* [Records shown]
= = = =

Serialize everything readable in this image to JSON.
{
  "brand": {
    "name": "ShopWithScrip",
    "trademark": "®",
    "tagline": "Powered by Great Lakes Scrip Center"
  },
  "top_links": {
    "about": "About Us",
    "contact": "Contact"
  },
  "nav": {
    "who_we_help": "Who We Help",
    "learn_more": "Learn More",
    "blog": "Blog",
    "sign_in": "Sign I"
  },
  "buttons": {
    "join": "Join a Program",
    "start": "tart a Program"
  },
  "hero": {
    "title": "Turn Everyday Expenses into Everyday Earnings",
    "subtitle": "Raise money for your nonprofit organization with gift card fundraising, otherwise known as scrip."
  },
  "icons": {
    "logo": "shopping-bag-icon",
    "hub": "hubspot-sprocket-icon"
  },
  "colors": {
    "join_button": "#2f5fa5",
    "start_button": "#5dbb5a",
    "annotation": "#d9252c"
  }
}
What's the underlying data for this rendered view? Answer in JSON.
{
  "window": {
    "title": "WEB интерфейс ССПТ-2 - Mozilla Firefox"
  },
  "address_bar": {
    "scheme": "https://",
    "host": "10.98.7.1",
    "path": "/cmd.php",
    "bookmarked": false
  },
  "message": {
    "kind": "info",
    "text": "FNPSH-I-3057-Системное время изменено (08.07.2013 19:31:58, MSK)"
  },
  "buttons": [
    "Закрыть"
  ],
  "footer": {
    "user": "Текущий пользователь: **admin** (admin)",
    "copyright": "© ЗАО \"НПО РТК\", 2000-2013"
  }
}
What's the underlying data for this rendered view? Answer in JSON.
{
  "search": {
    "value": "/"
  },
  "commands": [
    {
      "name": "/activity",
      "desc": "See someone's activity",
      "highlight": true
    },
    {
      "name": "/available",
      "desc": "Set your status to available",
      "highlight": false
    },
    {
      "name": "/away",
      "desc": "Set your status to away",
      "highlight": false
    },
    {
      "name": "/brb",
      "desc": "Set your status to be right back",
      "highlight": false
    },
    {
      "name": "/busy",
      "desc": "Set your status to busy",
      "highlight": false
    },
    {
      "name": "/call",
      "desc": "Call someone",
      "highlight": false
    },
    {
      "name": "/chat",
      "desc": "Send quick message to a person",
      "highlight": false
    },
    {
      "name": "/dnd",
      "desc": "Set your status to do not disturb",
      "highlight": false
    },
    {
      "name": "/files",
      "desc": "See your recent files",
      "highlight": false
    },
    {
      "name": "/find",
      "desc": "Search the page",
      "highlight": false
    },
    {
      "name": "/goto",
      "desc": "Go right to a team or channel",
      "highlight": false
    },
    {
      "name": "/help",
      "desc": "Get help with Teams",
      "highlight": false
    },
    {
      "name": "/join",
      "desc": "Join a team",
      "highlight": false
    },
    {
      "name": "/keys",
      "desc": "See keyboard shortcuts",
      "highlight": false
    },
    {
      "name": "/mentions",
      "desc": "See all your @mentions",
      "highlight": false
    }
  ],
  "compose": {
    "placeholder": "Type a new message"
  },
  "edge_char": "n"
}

= = = =

* [What needs to be done]
Repeat the entries above exactly, leaving nothing out.

* [Answer to this task]
Serialize everything readable in this image to JSON.
{
  "brand": {
    "name": "ShopWithScrip",
    "trademark": "®",
    "tagline": "Powered by Great Lakes Scrip Center"
  },
  "top_links": {
    "about": "About Us",
    "contact": "Contact"
  },
  "nav": {
    "who_we_help": "Who We Help",
    "learn_more": "Learn More",
    "blog": "Blog",
    "sign_in": "Sign I"
  },
  "buttons": {
    "join": "Join a Program",
    "start": "tart a Program"
  },
  "hero": {
    "title": "Turn Everyday Expenses into Everyday Earnings",
    "subtitle": "Raise money for your nonprofit organization with gift card fundraising, otherwise known as scrip."
  },
  "icons": {
    "logo": "shopping-bag-icon",
    "hub": "hubspot-sprocket-icon"
  },
  "colors": {
    "join_button": "#2f5fa5",
    "start_button": "#5dbb5a",
    "annotation": "#d9252c"
  }
}
What's the underlying data for this rendered view? Answer in JSON.
{
  "window": {
    "title": "WEB интерфейс ССПТ-2 - Mozilla Firefox"
  },
  "address_bar": {
    "scheme": "https://",
    "host": "10.98.7.1",
    "path": "/cmd.php",
    "bookmarked": false
  },
  "message": {
    "kind": "info",
    "text": "FNPSH-I-3057-Системное время изменено (08.07.2013 19:31:58, MSK)"
  },
  "buttons": [
    "Закрыть"
  ],
  "footer": {
    "user": "Текущий пользователь: **admin** (admin)",
    "copyright": "© ЗАО \"НПО РТК\", 2000-2013"
  }
}
What's the underlying data for this rendered view? Answer in JSON.
{
  "search": {
    "value": "/"
  },
  "commands": [
    {
      "name": "/activity",
      "desc": "See someone's activity",
      "highlight": true
    },
    {
      "name": "/available",
      "desc": "Set your status to available",
      "highlight": false
    },
    {
      "name": "/away",
      "desc": "Set your status to away",
      "highlight": false
    },
    {
      "name": "/brb",
      "desc": "Set your status to be right back",
      "highlight": false
    },
    {
      "name": "/busy",
      "desc": "Set your status to busy",
      "highlight": false
    },
    {
      "name": "/call",
      "desc": "Call someone",
      "highlight": false
    },
    {
      "name": "/chat",
      "desc": "Send quick message to a person",
      "highlight": false
    },
    {
      "name": "/dnd",
      "desc": "Set your status to do not disturb",
      "highlight": false
    },
    {
      "name": "/files",
      "desc": "See your recent files",
      "highlight": false
    },
    {
      "name": "/find",
      "desc": "Search the page",
      "highlight": false
    },
    {
      "name": "/goto",
      "desc": "Go right to a team or channel",
      "highlight": false
    },
    {
      "name": "/help",
      "desc": "Get help with Teams",
      "highlight": false
    },
    {
      "name": "/join",
      "desc": "Join a team",
      "highlight": false
    },
    {
      "name": "/keys",
      "desc": "See keyboard shortcuts",
      "highlight": false
    },
    {
      "name": "/mentions",
      "desc": "See all your @mentions",
      "highlight": false
    }
  ],
  "compose": {
    "placeholder": "Type a new message"
  },
  "edge_char": "n"
}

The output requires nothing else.